**INFORMATION SHOWN**
┌──

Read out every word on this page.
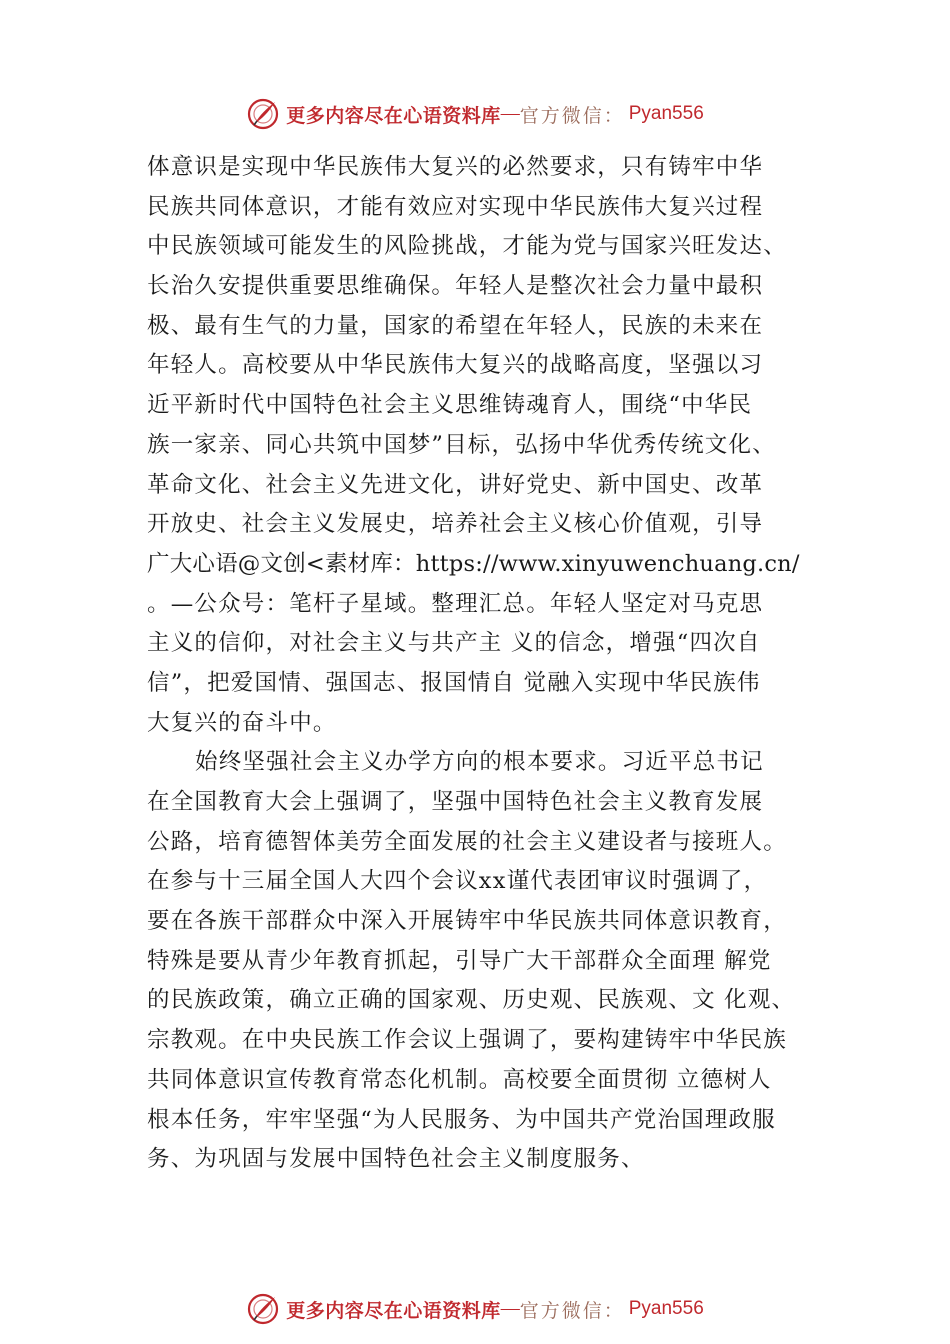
更多内容尽在心语资料库 — 官方微信： Pyan556
体意识是实现中华民族伟大复兴的必然要求，只有铸牢中华
民族共同体意识，才能有效应对实现中华民族伟大复兴过程
中民族领域可能发生的风险挑战，才能为党与国家兴旺发达、
长治久安提供重要思维确保。年轻人是整次社会力量中最积
极、最有生气的力量，国家的希望在年轻人，民族的未来在
年轻人。高校要从中华民族伟大复兴的战略高度，坚强以习
近平新时代中国特色社会主义思维铸魂育人，围绕“中华民
族一家亲、同心共筑中国梦”目标，弘扬中华优秀传统文化、
革命文化、社会主义先进文化，讲好党史、新中国史、改革
开放史、社会主义发展史，培养社会主义核心价值观，引导
广大心语@文创<素材库：https://www.xinyuwenchuang.cn/
。—公众号：笔杆子星域。整理汇总。年轻人坚定对马克思
主义的信仰，对社会主义与共产主 义的信念，增强“四次自
信”，把爱国情、强国志、报国情自 觉融入实现中华民族伟
大复兴的奋斗中。
始终坚强社会主义办学方向的根本要求。习近平总书记
在全国教育大会上强调了，坚强中国特色社会主义教育发展
公路，培育德智体美劳全面发展的社会主义建设者与接班人。
在参与十三届全国人大四个会议xx谨代表团审议时强调了，
要在各族干部群众中深入开展铸牢中华民族共同体意识教育，
特殊是要从青少年教育抓起，引导广大干部群众全面理 解党
的民族政策，确立正确的国家观、历史观、民族观、文 化观、
宗教观。在中央民族工作会议上强调了，要构建铸牢中华民族
共同体意识宣传教育常态化机制。高校要全面贯彻 立德树人
根本任务，牢牢坚强“为人民服务、为中国共产党治国理政服
务、为巩固与发展中国特色社会主义制度服务、
更多内容尽在心语资料库 — 官方微信： Pyan556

└──

**WRITTEN EXERCISE**
From the data above, write out everything exactly except the pictures.

**ANSWER TO THE TASK**
Read out every word on this page.
更多内容尽在心语资料库 — 官方微信： Pyan556
体意识是实现中华民族伟大复兴的必然要求，只有铸牢中华
民族共同体意识，才能有效应对实现中华民族伟大复兴过程
中民族领域可能发生的风险挑战，才能为党与国家兴旺发达、
长治久安提供重要思维确保。年轻人是整次社会力量中最积
极、最有生气的力量，国家的希望在年轻人，民族的未来在
年轻人。高校要从中华民族伟大复兴的战略高度，坚强以习
近平新时代中国特色社会主义思维铸魂育人，围绕“中华民
族一家亲、同心共筑中国梦”目标，弘扬中华优秀传统文化、
革命文化、社会主义先进文化，讲好党史、新中国史、改革
开放史、社会主义发展史，培养社会主义核心价值观，引导
广大心语@文创<素材库：https://www.xinyuwenchuang.cn/
。—公众号：笔杆子星域。整理汇总。年轻人坚定对马克思
主义的信仰，对社会主义与共产主 义的信念，增强“四次自
信”，把爱国情、强国志、报国情自 觉融入实现中华民族伟
大复兴的奋斗中。
始终坚强社会主义办学方向的根本要求。习近平总书记
在全国教育大会上强调了，坚强中国特色社会主义教育发展
公路，培育德智体美劳全面发展的社会主义建设者与接班人。
在参与十三届全国人大四个会议xx谨代表团审议时强调了，
要在各族干部群众中深入开展铸牢中华民族共同体意识教育，
特殊是要从青少年教育抓起，引导广大干部群众全面理 解党
的民族政策，确立正确的国家观、历史观、民族观、文 化观、
宗教观。在中央民族工作会议上强调了，要构建铸牢中华民族
共同体意识宣传教育常态化机制。高校要全面贯彻 立德树人
根本任务，牢牢坚强“为人民服务、为中国共产党治国理政服
务、为巩固与发展中国特色社会主义制度服务、
更多内容尽在心语资料库 — 官方微信： Pyan556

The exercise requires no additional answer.